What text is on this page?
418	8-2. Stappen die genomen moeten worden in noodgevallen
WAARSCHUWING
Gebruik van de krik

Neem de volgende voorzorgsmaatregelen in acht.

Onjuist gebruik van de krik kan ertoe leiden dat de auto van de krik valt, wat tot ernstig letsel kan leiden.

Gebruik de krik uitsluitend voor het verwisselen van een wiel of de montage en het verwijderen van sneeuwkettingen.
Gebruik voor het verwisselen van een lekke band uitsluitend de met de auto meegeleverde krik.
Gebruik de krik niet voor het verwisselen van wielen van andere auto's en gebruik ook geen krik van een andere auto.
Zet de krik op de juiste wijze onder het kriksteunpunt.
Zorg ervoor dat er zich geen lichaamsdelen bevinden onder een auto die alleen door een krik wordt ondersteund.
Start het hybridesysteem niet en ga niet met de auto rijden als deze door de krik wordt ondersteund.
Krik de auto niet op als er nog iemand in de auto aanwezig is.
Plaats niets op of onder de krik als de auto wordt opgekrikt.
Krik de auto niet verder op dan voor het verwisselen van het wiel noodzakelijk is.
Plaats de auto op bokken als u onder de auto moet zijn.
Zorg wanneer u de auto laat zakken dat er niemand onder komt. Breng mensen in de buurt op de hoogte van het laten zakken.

-- PROBLEM --
Retype all of the entries exactly, please.

-- RESPONSE TO THIS TASK --
What text is on this page?
418	8-2. Stappen die genomen moeten worden in noodgevallen
WAARSCHUWING
Gebruik van de krik

Neem de volgende voorzorgsmaatregelen in acht.

Onjuist gebruik van de krik kan ertoe leiden dat de auto van de krik valt, wat tot ernstig letsel kan leiden.

Gebruik de krik uitsluitend voor het verwisselen van een wiel of de montage en het verwijderen van sneeuwkettingen.
Gebruik voor het verwisselen van een lekke band uitsluitend de met de auto meegeleverde krik.
Gebruik de krik niet voor het verwisselen van wielen van andere auto's en gebruik ook geen krik van een andere auto.
Zet de krik op de juiste wijze onder het kriksteunpunt.
Zorg ervoor dat er zich geen lichaamsdelen bevinden onder een auto die alleen door een krik wordt ondersteund.
Start het hybridesysteem niet en ga niet met de auto rijden als deze door de krik wordt ondersteund.
Krik de auto niet op als er nog iemand in de auto aanwezig is.
Plaats niets op of onder de krik als de auto wordt opgekrikt.
Krik de auto niet verder op dan voor het verwisselen van het wiel noodzakelijk is.
Plaats de auto op bokken als u onder de auto moet zijn.
Zorg wanneer u de auto laat zakken dat er niemand onder komt. Breng mensen in de buurt op de hoogte van het laten zakken.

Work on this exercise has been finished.